- Requirements -
• A. In the commentary on Yudhishthira, what skill is he said to have become proficient at after training under Drona?
• B. Write the next paragraph of the commentary on Yudhishthira and Duryodhana, picking up after its final sentence.
--- BEGIN Provided passage ---
This bizarre and lunatic episode is supposed to be the ultimate demonstration of the ultimate virtue of Yudhishthira. There is also another lunatic episode like this in the middle of the epic narrative, where the Pandava brothers again die (though they would be brought back to life subsequently), which is supposed to be the ultimate demonstration of the ultimate wisdom (in juxtaposition to virtue) of Yudhishthira. Except for these two episodes we see nothing but relentless propaganda and panegyrics about Yudhishtira's unsurpassed virtue and wisdom, along with his long and tedious dharma talks every so often.

Yudhishthira has been declared the heir apparent, superseding the right of Duryodhana, simply because he is a childish idiot, meek, mild-mannered, and utterly incompetent to do anything. That is the reason Bhishma and other elders want him to be king, so that they can easily pull the strings from behind. Duryodhana, in contrast, is independent-minded and is not easy to be manipulated. Citing Yudhishthira's virtue, the above-quoted text says “good behavior and manners” — like a seven-year-old child, that is all he is good at. And this good behavior and manners mostly translate to respecting the elders, honoring them, pretending excessive humility. In India respecting the elders is considered the supreme virtue; even if you were a psychopath or a serial killer, just act overly submissive before the elders and you would be praised as the personification of culture, virtue and innate goodness — serial killing and all, everybody has some minor character deficiencies of course. Duryodhana is perpetually persecuted and Yudhishthira is endlessly esteemed, simply because Yudhishthira knew this trick of putting on inordinate humility — good behavior and manners — before the oldies, while Duryodhana was acting somewhat free-willed and free-spirited.

Then the text says about Yudhishthira's qualities, “close application to business.” What business no one knows! This Yudhishthira is just fit to do nothing, and that is a most apparent fact! For instance, all the Kaurava and Pandava brothers train intensively under Drona for ten years, each of them becoming masters at one or other martial skill by the end of their education. Arujuna alone excels at all skills, and Yudhishthira is again bloody good at absolutely nothing. However, we can imagine, the author of the Mahabharata could never admit as much, so he writes that after training under the greatest living master for over a decade in all kinds of martial arts, Yudhishthira finally became proficient at driving the chariot! What a tremendous accomplishment! One wonders, why not proficient at feeding the horses?

So Duryodhana's throne is not only usurped, but it is usurped by an utter imbecile, second only to Krishna in the qualities of virtue and wisdom! We can understand Duryodhana's frustration and humiliation. If Yudhishthira goes on to become the king, Duryodhana and his whole line of descendants would forever fall into oblivion, while this moron and his brothers would go on getting glorified both on the earth and in heaven.
--- END Provided passage ---
--- BEGIN Excerpted records ---
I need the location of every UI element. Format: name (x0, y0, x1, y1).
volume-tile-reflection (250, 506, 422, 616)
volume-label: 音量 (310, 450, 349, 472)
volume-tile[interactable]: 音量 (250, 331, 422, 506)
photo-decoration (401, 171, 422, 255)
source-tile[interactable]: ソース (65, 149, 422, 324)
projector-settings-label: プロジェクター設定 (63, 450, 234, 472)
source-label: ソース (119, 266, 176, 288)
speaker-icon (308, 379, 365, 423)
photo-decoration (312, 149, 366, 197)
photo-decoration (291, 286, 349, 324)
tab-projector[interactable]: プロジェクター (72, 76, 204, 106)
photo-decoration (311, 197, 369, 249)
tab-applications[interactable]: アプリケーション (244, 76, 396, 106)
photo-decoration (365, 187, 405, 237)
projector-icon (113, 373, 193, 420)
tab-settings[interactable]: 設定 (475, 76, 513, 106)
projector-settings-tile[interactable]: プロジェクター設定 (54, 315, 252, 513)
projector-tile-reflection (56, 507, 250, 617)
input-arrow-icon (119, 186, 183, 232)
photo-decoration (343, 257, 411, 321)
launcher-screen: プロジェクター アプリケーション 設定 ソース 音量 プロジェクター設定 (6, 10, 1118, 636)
--- END Excerpted records ---
- Outputs -
• A. Driving the chariot.

• B.
After Yudhishthira's nomination as the heir-apparent to the throne of Hastinapura, the official power and army has already come into the Pandava hands in good measure. Meanwhile, the Pandavas and the Kauravas complete the last phase of their training under Drona and graduate summa cum laude. No sooner are they out of school than the Pandavas go on a rampage of plunder and warfare. This again works on the same bully principle of Bheema, but Arjuna is more in charge here. These two warriors were like the mafia of those times. They would just go around bullying all the kings around, or just whoever takes their fancy. They would press a king into submission with or without a fight, often by mere threats. Then they would extract a large booty from the king and send it to Hastinapura. If the king refused the booty, it is assumed he would be killed and his kingdom would be destroyed. These military campaigns of the Pandavas are not conquests and efforts at unifying the country in any sense, for these idiots haven't the slightest knowledge on how to govern a kingdom or work for prosperity of the society, nor any inclination to get themselves into such things. These people were simply the biggest terrorists of their times, they were only good for killing, menacing, looting and pillaging. In the process they also get even with some kings who dared to defy their father Pandu decades ago. Pandu too was good at roaming around the country gathering loads of booty, and this was mostly all he did in his brief tenure. And good portions of this looted wealth by Pandu would go to Bhishma, his mothers and grandmother, and other people in power, none of it to the people of Hastinapura.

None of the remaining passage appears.